"""
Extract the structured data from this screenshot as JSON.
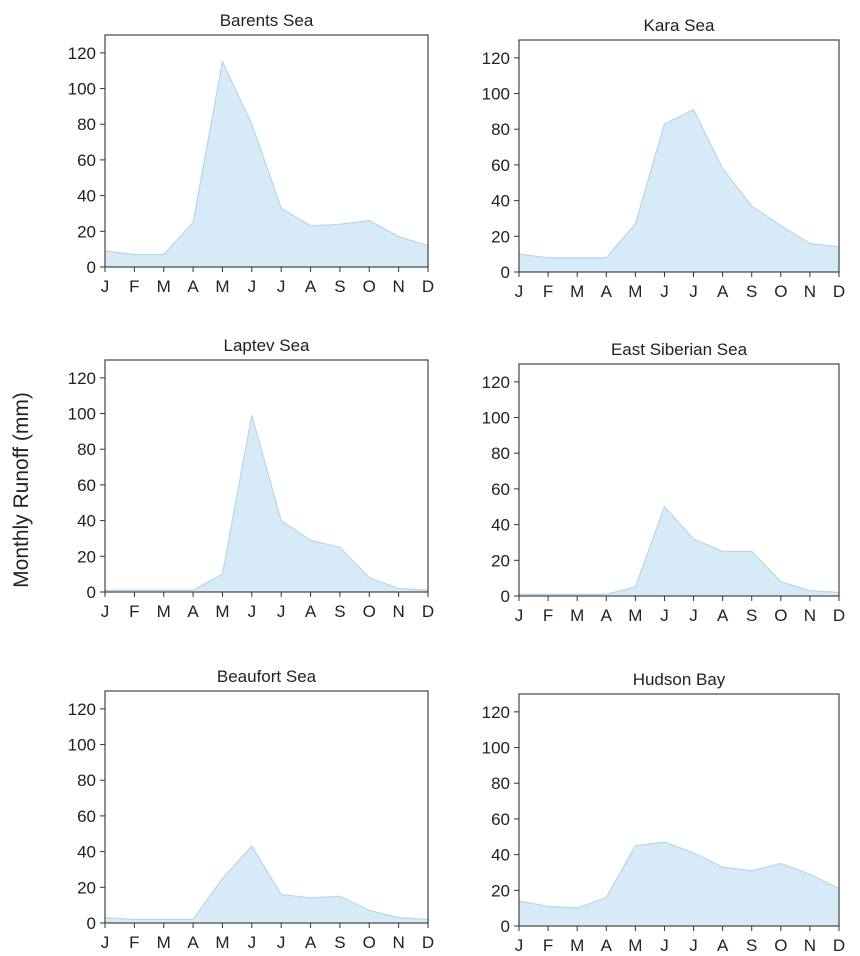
{
  "figure": {
    "ylabel": "Monthly Runoff (mm)"
  },
  "style": {
    "fill_color": "#d6eaf8",
    "line_color": "#b9d6ea",
    "axis_color": "#333333"
  },
  "chart_data": [
    {
      "type": "area",
      "title": "Barents Sea",
      "categories": [
        "J",
        "F",
        "M",
        "A",
        "M",
        "J",
        "J",
        "A",
        "S",
        "O",
        "N",
        "D"
      ],
      "values": [
        9,
        7,
        7,
        25,
        115,
        80,
        33,
        23,
        24,
        26,
        17,
        12
      ],
      "ylim": [
        0,
        130
      ],
      "yticks": [
        0,
        20,
        40,
        60,
        80,
        100,
        120
      ]
    },
    {
      "type": "area",
      "title": "Kara Sea",
      "categories": [
        "J",
        "F",
        "M",
        "A",
        "M",
        "J",
        "J",
        "A",
        "S",
        "O",
        "N",
        "D"
      ],
      "values": [
        10,
        8,
        8,
        8,
        27,
        83,
        91,
        58,
        37,
        26,
        16,
        14
      ],
      "ylim": [
        0,
        130
      ],
      "yticks": [
        0,
        20,
        40,
        60,
        80,
        100,
        120
      ]
    },
    {
      "type": "area",
      "title": "Laptev Sea",
      "categories": [
        "J",
        "F",
        "M",
        "A",
        "M",
        "J",
        "J",
        "A",
        "S",
        "O",
        "N",
        "D"
      ],
      "values": [
        1,
        1,
        1,
        1,
        10,
        99,
        40,
        29,
        25,
        8,
        2,
        1
      ],
      "ylim": [
        0,
        130
      ],
      "yticks": [
        0,
        20,
        40,
        60,
        80,
        100,
        120
      ]
    },
    {
      "type": "area",
      "title": "East Siberian Sea",
      "categories": [
        "J",
        "F",
        "M",
        "A",
        "M",
        "J",
        "J",
        "A",
        "S",
        "O",
        "N",
        "D"
      ],
      "values": [
        1,
        1,
        1,
        1,
        5,
        50,
        32,
        25,
        25,
        8,
        3,
        2
      ],
      "ylim": [
        0,
        130
      ],
      "yticks": [
        0,
        20,
        40,
        60,
        80,
        100,
        120
      ]
    },
    {
      "type": "area",
      "title": "Beaufort Sea",
      "categories": [
        "J",
        "F",
        "M",
        "A",
        "M",
        "J",
        "J",
        "A",
        "S",
        "O",
        "N",
        "D"
      ],
      "values": [
        3,
        2,
        2,
        2,
        25,
        43,
        16,
        14,
        15,
        7,
        3,
        2
      ],
      "ylim": [
        0,
        130
      ],
      "yticks": [
        0,
        20,
        40,
        60,
        80,
        100,
        120
      ]
    },
    {
      "type": "area",
      "title": "Hudson Bay",
      "categories": [
        "J",
        "F",
        "M",
        "A",
        "M",
        "J",
        "J",
        "A",
        "S",
        "O",
        "N",
        "D"
      ],
      "values": [
        14,
        11,
        10,
        16,
        45,
        47,
        41,
        33,
        31,
        35,
        29,
        21
      ],
      "ylim": [
        0,
        130
      ],
      "yticks": [
        0,
        20,
        40,
        60,
        80,
        100,
        120
      ]
    }
  ]
}
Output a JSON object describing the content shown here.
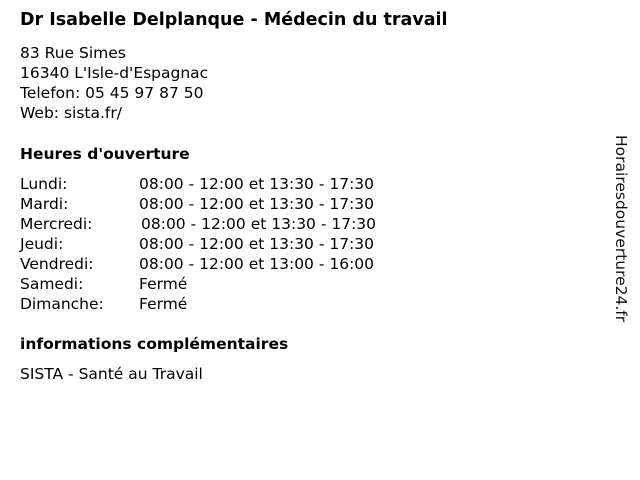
{
  "title": "Dr Isabelle Delplanque - Médecin du travail",
  "address": {
    "street": "83 Rue Simes",
    "city": "16340 L'Isle-d'Espagnac",
    "phone": "Telefon: 05 45 97 87 50",
    "web": "Web: sista.fr/"
  },
  "hours_heading": "Heures d'ouverture",
  "hours": [
    {
      "day": "Lundi:",
      "time": "08:00 - 12:00 et 13:30 - 17:30"
    },
    {
      "day": "Mardi:",
      "time": "08:00 - 12:00 et 13:30 - 17:30"
    },
    {
      "day": "Mercredi:",
      "time": "08:00 - 12:00 et 13:30 - 17:30"
    },
    {
      "day": "Jeudi:",
      "time": "08:00 - 12:00 et 13:30 - 17:30"
    },
    {
      "day": "Vendredi:",
      "time": "08:00 - 12:00 et 13:00 - 16:00"
    },
    {
      "day": "Samedi:",
      "time": "Fermé"
    },
    {
      "day": "Dimanche:",
      "time": "Fermé"
    }
  ],
  "info_heading": "informations complémentaires",
  "info_text": "SISTA - Santé au Travail",
  "watermark": "Horairesdouverture24.fr"
}
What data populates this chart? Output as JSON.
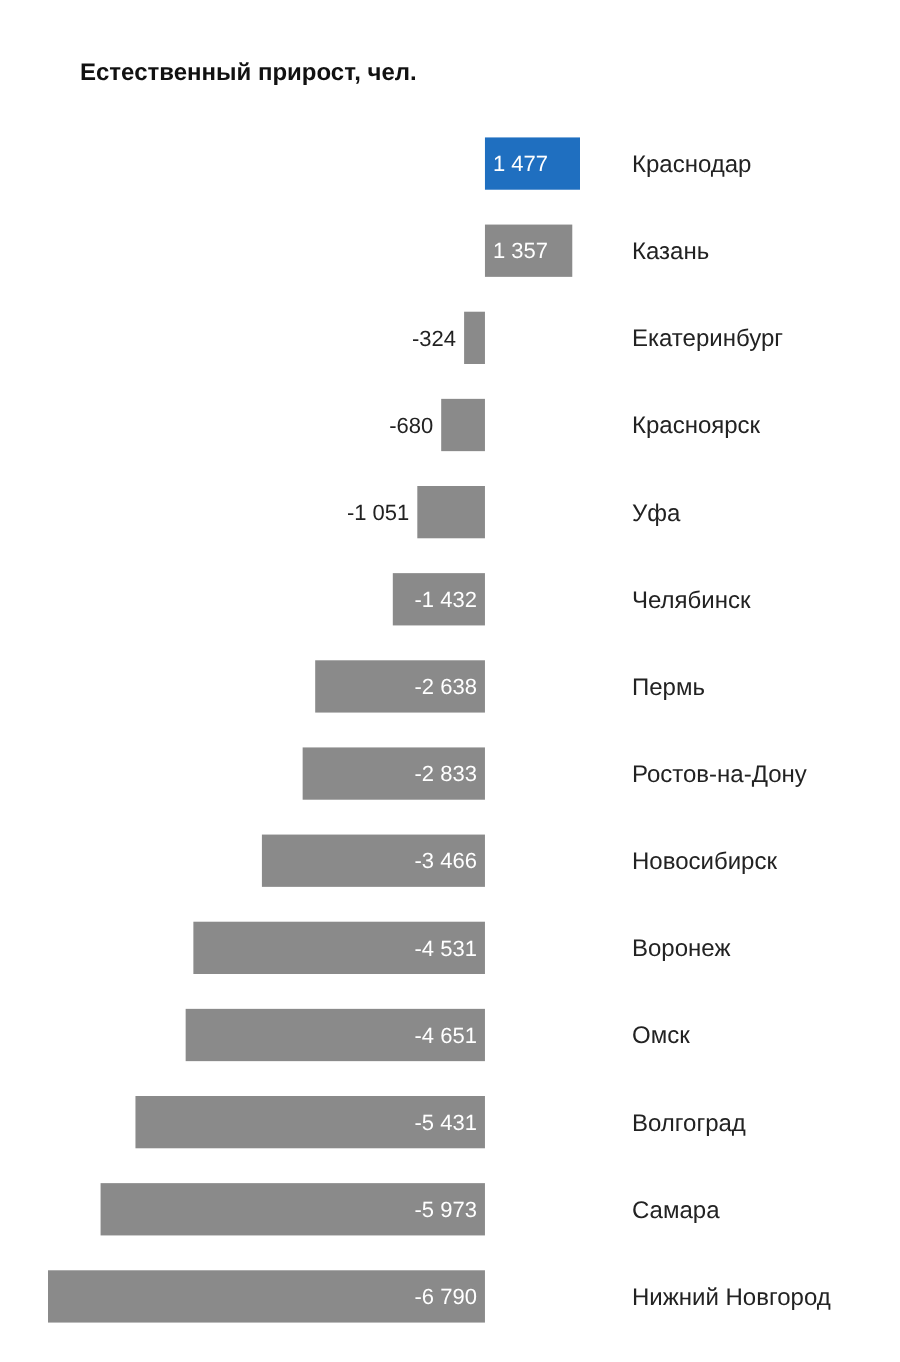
{
  "chart_data": {
    "type": "bar",
    "orientation": "horizontal",
    "title": "Естественный прирост, чел.",
    "categories": [
      "Краснодар",
      "Казань",
      "Екатеринбург",
      "Красноярск",
      "Уфа",
      "Челябинск",
      "Пермь",
      "Ростов-на-Дону",
      "Новосибирск",
      "Воронеж",
      "Омск",
      "Волгоград",
      "Самара",
      "Нижний Новгород"
    ],
    "values": [
      1477,
      1357,
      -324,
      -680,
      -1051,
      -1432,
      -2638,
      -2833,
      -3466,
      -4531,
      -4651,
      -5431,
      -5973,
      -6790
    ],
    "value_labels": [
      "1 477",
      "1 357",
      "-324",
      "-680",
      "-1 051",
      "-1 432",
      "-2 638",
      "-2 833",
      "-3 466",
      "-4 531",
      "-4 651",
      "-5 431",
      "-5 973",
      "-6 790"
    ],
    "colors": [
      "#1f6fc0",
      "#8a8a8a",
      "#8a8a8a",
      "#8a8a8a",
      "#8a8a8a",
      "#8a8a8a",
      "#8a8a8a",
      "#8a8a8a",
      "#8a8a8a",
      "#8a8a8a",
      "#8a8a8a",
      "#8a8a8a",
      "#8a8a8a",
      "#8a8a8a"
    ]
  }
}
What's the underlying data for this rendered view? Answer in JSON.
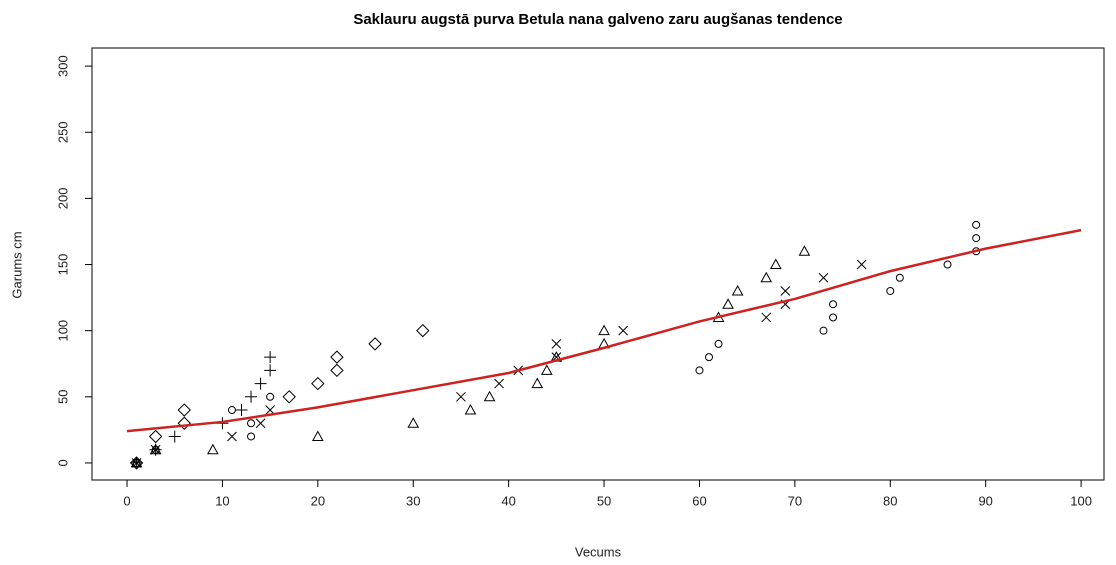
{
  "chart_data": {
    "type": "scatter",
    "title": "Saklauru augstā purva Betula nana galveno zaru augšanas tendence",
    "x_label": "Vecums",
    "y_label": "Garums cm",
    "xlim": [
      -3.67,
      102.4
    ],
    "ylim": [
      -12.9,
      313.7
    ],
    "xticks": [
      0,
      10,
      20,
      30,
      40,
      50,
      60,
      70,
      80,
      90,
      100
    ],
    "yticks": [
      0,
      50,
      100,
      150,
      200,
      250,
      300
    ],
    "series": [
      {
        "marker": "circle",
        "color": "#000000",
        "x": [
          1,
          3,
          11,
          13,
          13,
          15,
          60,
          61,
          62,
          73,
          74,
          74,
          80,
          81,
          86,
          89,
          89,
          89
        ],
        "values": [
          0,
          10,
          40,
          20,
          30,
          50,
          70,
          80,
          90,
          100,
          110,
          120,
          130,
          140,
          150,
          160,
          170,
          180
        ]
      },
      {
        "marker": "triangle",
        "color": "#000000",
        "x": [
          1,
          3,
          9,
          20,
          30,
          36,
          38,
          43,
          44,
          45,
          50,
          50,
          62,
          63,
          64,
          67,
          68,
          71
        ],
        "values": [
          0,
          10,
          10,
          20,
          30,
          40,
          50,
          60,
          70,
          80,
          90,
          100,
          110,
          120,
          130,
          140,
          150,
          160
        ]
      },
      {
        "marker": "plus",
        "color": "#000000",
        "x": [
          1,
          3,
          5,
          10,
          12,
          13,
          14,
          15,
          15
        ],
        "values": [
          0,
          10,
          20,
          30,
          40,
          50,
          60,
          70,
          80
        ]
      },
      {
        "marker": "cross",
        "color": "#000000",
        "x": [
          1,
          3,
          11,
          14,
          15,
          35,
          39,
          41,
          45,
          45,
          52,
          67,
          69,
          69,
          73,
          77
        ],
        "values": [
          0,
          10,
          20,
          30,
          40,
          50,
          60,
          70,
          80,
          90,
          100,
          110,
          120,
          130,
          140,
          150
        ]
      },
      {
        "marker": "diamond",
        "color": "#000000",
        "x": [
          1,
          3,
          6,
          6,
          17,
          20,
          22,
          22,
          26,
          31
        ],
        "values": [
          0,
          20,
          30,
          40,
          50,
          60,
          70,
          80,
          90,
          100
        ]
      }
    ],
    "trend": {
      "color": "#cc2222",
      "x": [
        0,
        10,
        20,
        30,
        40,
        50,
        60,
        70,
        80,
        90,
        100
      ],
      "values": [
        24,
        31,
        42,
        55,
        68,
        87,
        107,
        124,
        145,
        162,
        176
      ]
    }
  }
}
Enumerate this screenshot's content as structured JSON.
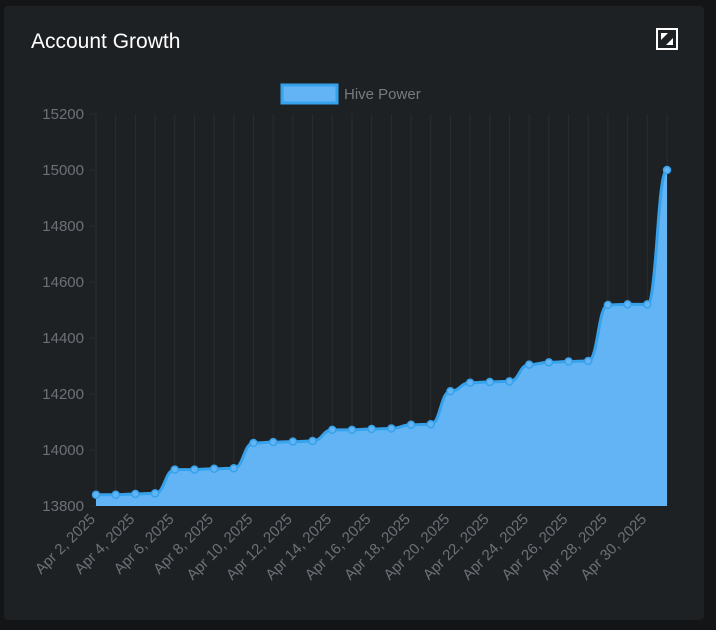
{
  "card": {
    "title": "Account Growth",
    "expand_icon": "expand-icon"
  },
  "colors": {
    "line": "#36a2eb",
    "fill": "#63b4f4",
    "grid": "#2a2d30",
    "text": "#6d7177"
  },
  "chart_data": {
    "type": "area",
    "title": "",
    "xlabel": "",
    "ylabel": "",
    "ylim": [
      13800,
      15200
    ],
    "yticks": [
      13800,
      14000,
      14200,
      14400,
      14600,
      14800,
      15000,
      15200
    ],
    "legend": "top-center",
    "grid": true,
    "x": [
      "Apr 2, 2025",
      "Apr 3, 2025",
      "Apr 4, 2025",
      "Apr 5, 2025",
      "Apr 6, 2025",
      "Apr 7, 2025",
      "Apr 8, 2025",
      "Apr 9, 2025",
      "Apr 10, 2025",
      "Apr 11, 2025",
      "Apr 12, 2025",
      "Apr 13, 2025",
      "Apr 14, 2025",
      "Apr 15, 2025",
      "Apr 16, 2025",
      "Apr 17, 2025",
      "Apr 18, 2025",
      "Apr 19, 2025",
      "Apr 20, 2025",
      "Apr 21, 2025",
      "Apr 22, 2025",
      "Apr 23, 2025",
      "Apr 24, 2025",
      "Apr 25, 2025",
      "Apr 26, 2025",
      "Apr 27, 2025",
      "Apr 28, 2025",
      "Apr 29, 2025",
      "Apr 30, 2025",
      "May 1, 2025"
    ],
    "x_tick_labels": [
      "Apr 2, 2025",
      "Apr 4, 2025",
      "Apr 6, 2025",
      "Apr 8, 2025",
      "Apr 10, 2025",
      "Apr 12, 2025",
      "Apr 14, 2025",
      "Apr 16, 2025",
      "Apr 18, 2025",
      "Apr 20, 2025",
      "Apr 22, 2025",
      "Apr 24, 2025",
      "Apr 26, 2025",
      "Apr 28, 2025",
      "Apr 30, 2025"
    ],
    "series": [
      {
        "name": "Hive Power",
        "values": [
          13840,
          13840,
          13843,
          13845,
          13930,
          13930,
          13933,
          13935,
          14025,
          14028,
          14030,
          14032,
          14072,
          14072,
          14075,
          14077,
          14090,
          14092,
          14210,
          14240,
          14243,
          14245,
          14305,
          14313,
          14316,
          14318,
          14518,
          14520,
          14520,
          15000
        ]
      }
    ]
  }
}
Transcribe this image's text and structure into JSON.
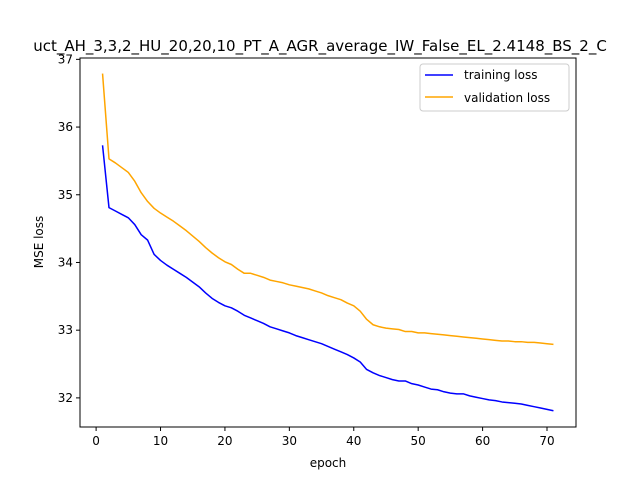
"""
Task instructions:
Identify each line in the records above that contains the word "JSON", and copy it out in full.

Reply to the task:
Extract the structured data from this screenshot as JSON.
Output a JSON object describing the content shown here.
What data populates this chart? Output as JSON.
What's the underlying data for this rendered view? Answer in JSON.
Enumerate this screenshot's content as structured JSON.
Transcribe this image's text and structure into JSON.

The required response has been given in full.